One set of challenges that continue to exist include insurance authorization and access to care. Although PPD necessitates immediate treatment, insurance providers can take up to 15 business days before they are required to respond to prior authorization requests. Prior authorization is necessary given the high cost of treatment, on average around $36,000 for the drug alone. It is also notable that this drug has been predominantly accessible to white, married women, with private insurance [23]. Women of color or with less resources, especially related to childcare, have not had equitable access to this treatment. Additional access complications include the barrier of location. Sage Therapeutics reports that they have 50 infusion sites around the country, but UNC is the only active site in North Carolina, and 3 surrounding states do not have any infusion locations. These logistical challenges make brexanolone difficult to access for many in need.

Despite some of the complications of offering brexanolone for moderate to severe post-partum depression, we have been able to offer this service continuously since brexanolone approval, and our staff report great pleasure in observing the dramatic and rapid improvement in some patients’ moods and ability to function.
--
▶ **Requirement**
According to the brexanolone text, what is the average cost of the drug alone?
--
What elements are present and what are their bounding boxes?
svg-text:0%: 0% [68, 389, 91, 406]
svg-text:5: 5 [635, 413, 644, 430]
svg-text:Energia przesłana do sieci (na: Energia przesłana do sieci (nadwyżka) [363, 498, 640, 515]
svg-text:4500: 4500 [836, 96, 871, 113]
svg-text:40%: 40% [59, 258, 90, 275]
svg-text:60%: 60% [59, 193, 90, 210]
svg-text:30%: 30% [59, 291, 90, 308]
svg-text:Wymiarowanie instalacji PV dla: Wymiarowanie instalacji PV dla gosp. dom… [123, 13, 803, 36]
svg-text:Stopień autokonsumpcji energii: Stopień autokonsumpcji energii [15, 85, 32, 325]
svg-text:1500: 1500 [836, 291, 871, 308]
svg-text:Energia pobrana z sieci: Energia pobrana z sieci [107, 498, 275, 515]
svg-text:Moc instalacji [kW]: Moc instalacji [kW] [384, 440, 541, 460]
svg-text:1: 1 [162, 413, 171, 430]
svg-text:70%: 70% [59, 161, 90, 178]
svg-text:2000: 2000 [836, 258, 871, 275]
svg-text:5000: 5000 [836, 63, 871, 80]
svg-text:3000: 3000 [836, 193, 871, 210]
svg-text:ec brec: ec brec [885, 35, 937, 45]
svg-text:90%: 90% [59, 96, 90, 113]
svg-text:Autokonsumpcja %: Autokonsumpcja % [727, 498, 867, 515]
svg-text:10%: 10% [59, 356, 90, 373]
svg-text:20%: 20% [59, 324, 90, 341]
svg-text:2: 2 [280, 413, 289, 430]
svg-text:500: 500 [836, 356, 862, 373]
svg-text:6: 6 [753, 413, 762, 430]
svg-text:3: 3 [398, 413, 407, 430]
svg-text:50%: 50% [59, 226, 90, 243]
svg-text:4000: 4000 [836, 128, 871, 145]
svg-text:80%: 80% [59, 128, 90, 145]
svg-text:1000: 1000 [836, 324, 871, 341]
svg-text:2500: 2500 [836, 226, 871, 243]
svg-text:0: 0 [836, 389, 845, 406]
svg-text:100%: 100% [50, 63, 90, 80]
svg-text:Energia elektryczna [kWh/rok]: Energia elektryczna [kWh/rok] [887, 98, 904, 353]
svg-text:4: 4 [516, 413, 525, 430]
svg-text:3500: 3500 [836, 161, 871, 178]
--
▶ **Exercise response**
Around $36,000.